• Raw records
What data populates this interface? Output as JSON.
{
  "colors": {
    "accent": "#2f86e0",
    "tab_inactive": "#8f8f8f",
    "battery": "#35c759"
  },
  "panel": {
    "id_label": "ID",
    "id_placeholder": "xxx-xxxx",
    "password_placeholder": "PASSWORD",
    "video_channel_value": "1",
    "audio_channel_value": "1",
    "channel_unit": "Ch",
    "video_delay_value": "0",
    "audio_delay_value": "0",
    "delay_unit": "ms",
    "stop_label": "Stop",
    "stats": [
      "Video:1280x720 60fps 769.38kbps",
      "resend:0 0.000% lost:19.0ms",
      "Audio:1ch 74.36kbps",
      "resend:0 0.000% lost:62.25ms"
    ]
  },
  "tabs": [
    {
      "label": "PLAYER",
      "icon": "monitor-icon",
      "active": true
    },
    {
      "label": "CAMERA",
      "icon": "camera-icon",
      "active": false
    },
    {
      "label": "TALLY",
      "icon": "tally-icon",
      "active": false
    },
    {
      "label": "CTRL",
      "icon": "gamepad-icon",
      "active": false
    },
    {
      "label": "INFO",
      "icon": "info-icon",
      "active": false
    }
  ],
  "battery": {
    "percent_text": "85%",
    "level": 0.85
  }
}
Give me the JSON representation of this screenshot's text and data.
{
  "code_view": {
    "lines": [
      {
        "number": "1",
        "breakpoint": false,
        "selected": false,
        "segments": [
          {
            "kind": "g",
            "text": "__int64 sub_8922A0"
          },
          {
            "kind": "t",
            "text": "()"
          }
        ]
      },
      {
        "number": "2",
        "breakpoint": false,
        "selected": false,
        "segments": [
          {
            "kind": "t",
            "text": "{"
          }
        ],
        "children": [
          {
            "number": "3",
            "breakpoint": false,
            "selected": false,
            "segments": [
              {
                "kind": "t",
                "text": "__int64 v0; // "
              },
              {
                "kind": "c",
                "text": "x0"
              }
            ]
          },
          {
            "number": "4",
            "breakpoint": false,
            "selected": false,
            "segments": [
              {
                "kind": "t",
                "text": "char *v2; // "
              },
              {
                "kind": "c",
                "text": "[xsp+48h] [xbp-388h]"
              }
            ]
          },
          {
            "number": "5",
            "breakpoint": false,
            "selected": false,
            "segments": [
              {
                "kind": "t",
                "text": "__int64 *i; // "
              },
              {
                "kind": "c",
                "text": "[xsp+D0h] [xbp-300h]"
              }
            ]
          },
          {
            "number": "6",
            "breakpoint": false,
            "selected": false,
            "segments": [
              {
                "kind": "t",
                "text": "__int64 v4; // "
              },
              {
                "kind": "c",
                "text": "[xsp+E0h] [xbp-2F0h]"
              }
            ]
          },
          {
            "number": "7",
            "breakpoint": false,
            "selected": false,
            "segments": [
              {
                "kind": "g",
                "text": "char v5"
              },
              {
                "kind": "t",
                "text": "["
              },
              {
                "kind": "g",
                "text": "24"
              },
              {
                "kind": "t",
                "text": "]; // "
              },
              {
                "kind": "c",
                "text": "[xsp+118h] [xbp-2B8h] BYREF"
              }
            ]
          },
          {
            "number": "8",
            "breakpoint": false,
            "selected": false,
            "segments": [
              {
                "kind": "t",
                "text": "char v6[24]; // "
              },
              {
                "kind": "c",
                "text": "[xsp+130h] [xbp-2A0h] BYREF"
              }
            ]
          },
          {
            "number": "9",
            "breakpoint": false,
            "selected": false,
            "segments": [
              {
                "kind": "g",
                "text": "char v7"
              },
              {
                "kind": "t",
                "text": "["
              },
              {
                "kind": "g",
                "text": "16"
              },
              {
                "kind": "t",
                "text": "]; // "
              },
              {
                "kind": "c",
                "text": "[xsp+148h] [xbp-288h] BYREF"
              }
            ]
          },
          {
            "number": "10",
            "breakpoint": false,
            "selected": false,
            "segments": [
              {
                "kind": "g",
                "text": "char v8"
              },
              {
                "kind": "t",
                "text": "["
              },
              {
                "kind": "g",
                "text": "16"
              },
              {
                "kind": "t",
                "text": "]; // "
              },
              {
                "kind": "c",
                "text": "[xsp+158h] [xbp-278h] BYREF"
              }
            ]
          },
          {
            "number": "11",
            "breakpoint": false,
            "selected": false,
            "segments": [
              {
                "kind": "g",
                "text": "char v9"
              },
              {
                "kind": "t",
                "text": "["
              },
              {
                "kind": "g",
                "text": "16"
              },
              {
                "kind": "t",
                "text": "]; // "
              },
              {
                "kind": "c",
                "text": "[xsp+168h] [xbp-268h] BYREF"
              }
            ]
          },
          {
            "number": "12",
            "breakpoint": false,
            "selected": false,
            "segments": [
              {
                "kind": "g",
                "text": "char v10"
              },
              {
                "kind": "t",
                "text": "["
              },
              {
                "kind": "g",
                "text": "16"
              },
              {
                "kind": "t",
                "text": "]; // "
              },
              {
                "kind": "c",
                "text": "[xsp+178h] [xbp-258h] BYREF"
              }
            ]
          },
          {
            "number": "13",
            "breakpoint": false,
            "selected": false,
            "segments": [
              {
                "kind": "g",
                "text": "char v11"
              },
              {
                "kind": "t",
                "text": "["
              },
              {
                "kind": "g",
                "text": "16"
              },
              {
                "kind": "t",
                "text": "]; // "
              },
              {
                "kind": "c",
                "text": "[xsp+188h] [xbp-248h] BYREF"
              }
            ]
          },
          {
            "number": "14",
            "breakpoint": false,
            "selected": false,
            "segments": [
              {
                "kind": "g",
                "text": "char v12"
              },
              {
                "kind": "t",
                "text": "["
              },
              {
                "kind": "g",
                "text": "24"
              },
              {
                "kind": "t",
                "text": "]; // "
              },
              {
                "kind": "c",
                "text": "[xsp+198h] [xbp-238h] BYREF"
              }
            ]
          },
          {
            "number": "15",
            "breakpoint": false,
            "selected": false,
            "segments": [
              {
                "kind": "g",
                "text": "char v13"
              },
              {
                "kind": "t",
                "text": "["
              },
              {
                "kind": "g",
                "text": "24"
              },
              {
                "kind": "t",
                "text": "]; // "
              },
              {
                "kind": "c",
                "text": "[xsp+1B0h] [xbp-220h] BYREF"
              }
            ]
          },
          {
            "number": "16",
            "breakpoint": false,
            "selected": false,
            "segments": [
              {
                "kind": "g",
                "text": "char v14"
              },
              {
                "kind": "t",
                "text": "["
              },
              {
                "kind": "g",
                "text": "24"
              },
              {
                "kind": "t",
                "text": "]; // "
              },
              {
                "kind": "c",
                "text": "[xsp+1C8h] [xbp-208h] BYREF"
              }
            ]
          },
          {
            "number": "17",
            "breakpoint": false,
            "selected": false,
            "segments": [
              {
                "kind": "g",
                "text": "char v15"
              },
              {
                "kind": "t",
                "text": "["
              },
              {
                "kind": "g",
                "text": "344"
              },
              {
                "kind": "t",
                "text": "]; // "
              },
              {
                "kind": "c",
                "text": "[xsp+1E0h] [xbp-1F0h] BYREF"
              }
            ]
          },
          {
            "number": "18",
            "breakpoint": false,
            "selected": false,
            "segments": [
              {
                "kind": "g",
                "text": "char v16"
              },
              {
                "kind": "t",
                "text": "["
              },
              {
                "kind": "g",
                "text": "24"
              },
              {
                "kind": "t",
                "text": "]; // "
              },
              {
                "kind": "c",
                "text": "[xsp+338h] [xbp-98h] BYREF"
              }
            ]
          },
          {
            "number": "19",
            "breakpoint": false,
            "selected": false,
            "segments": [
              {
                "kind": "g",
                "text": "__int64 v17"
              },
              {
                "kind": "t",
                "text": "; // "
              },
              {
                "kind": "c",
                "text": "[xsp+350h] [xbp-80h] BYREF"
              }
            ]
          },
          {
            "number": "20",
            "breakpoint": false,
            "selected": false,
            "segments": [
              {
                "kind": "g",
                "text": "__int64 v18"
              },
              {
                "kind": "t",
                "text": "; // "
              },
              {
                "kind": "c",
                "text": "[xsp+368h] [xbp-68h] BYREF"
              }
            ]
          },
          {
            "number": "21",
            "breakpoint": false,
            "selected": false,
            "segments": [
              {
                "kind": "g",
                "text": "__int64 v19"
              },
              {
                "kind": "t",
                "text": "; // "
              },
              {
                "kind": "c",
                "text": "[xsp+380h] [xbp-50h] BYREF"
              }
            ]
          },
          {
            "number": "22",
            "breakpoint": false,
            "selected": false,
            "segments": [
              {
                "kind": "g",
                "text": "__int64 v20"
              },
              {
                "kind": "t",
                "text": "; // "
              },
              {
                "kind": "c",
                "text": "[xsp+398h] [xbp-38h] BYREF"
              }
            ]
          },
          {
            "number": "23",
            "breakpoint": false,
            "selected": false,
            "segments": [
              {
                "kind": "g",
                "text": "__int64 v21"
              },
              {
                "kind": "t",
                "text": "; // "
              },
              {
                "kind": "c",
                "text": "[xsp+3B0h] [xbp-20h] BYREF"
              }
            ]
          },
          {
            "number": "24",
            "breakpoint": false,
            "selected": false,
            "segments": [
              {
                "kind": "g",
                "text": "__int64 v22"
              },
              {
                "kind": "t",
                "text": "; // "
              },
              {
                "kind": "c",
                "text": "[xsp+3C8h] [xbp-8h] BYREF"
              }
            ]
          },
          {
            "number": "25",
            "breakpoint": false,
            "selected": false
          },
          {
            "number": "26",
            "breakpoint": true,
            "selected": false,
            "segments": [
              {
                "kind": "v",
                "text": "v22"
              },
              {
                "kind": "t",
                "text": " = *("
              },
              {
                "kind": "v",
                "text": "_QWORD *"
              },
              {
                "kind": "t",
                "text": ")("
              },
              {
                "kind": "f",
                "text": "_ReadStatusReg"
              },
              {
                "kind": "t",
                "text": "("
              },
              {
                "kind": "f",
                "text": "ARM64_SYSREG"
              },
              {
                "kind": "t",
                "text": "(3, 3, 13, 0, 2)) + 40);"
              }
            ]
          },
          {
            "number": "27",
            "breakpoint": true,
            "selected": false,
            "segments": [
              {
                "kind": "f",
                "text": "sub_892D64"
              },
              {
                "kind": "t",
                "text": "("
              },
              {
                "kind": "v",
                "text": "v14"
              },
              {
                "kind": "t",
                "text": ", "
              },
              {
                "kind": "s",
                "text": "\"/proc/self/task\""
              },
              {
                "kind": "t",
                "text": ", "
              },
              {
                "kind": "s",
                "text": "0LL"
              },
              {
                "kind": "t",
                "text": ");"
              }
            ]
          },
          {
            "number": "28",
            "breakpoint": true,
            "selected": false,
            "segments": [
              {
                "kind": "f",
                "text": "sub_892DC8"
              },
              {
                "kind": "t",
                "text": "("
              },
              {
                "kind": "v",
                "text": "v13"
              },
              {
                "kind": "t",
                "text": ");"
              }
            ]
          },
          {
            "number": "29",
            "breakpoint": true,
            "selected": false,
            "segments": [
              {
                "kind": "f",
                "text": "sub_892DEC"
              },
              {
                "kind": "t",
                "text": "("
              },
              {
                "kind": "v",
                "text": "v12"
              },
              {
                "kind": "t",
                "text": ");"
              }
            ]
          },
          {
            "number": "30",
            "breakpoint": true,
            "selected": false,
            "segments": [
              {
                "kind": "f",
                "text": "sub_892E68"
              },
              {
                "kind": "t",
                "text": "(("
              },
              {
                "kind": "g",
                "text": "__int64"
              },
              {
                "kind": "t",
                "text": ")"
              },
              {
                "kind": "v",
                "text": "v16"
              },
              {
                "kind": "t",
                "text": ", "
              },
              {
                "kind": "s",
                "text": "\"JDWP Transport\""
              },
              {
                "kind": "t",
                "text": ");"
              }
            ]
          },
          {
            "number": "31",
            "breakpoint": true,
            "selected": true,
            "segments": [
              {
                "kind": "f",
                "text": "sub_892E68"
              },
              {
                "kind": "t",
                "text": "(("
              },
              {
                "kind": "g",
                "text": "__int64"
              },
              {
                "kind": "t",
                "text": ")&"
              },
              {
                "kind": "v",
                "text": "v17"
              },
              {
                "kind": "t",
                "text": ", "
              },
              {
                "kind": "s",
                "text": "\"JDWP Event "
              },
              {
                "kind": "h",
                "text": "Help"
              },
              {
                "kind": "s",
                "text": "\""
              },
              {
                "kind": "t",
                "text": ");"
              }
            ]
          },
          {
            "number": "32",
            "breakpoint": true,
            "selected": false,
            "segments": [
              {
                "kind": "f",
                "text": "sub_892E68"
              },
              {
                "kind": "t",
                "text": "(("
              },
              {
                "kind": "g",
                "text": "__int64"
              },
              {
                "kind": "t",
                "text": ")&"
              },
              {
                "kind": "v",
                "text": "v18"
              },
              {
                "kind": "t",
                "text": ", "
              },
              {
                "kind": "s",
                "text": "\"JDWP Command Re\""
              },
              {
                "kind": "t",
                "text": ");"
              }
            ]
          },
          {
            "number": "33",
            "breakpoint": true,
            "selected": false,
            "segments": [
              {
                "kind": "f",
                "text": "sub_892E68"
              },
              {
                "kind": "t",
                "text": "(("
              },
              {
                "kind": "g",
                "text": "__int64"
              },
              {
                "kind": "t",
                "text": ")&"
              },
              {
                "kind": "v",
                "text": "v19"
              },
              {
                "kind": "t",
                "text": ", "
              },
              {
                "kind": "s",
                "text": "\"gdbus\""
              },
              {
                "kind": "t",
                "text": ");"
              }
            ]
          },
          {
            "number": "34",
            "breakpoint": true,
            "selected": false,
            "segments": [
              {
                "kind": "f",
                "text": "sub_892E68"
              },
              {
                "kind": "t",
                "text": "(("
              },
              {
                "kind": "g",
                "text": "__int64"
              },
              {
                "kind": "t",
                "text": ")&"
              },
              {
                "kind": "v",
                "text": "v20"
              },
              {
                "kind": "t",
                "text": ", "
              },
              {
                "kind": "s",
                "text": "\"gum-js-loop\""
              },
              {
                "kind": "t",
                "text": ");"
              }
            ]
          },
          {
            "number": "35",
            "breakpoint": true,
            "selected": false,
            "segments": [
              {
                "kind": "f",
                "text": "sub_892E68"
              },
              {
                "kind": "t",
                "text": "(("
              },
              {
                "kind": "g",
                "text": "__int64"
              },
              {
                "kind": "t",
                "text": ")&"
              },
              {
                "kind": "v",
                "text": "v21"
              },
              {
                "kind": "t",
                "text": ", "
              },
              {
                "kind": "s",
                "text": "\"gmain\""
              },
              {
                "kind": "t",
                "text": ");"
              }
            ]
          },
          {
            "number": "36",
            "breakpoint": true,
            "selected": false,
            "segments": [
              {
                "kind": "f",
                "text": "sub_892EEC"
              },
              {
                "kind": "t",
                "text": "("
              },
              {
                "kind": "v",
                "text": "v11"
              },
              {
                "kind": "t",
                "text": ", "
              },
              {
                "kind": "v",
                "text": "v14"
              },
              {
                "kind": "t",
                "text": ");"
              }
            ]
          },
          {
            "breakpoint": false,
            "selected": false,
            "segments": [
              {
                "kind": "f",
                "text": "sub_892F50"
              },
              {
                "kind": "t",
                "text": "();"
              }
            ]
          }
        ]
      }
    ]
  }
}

• Work to do
Show each line of the data that contains the string "JDWP".

• Result of the task
                "text": "\"JDWP Transport\""
                "text": "\"JDWP Event "
                "text": "\"JDWP Command Re\""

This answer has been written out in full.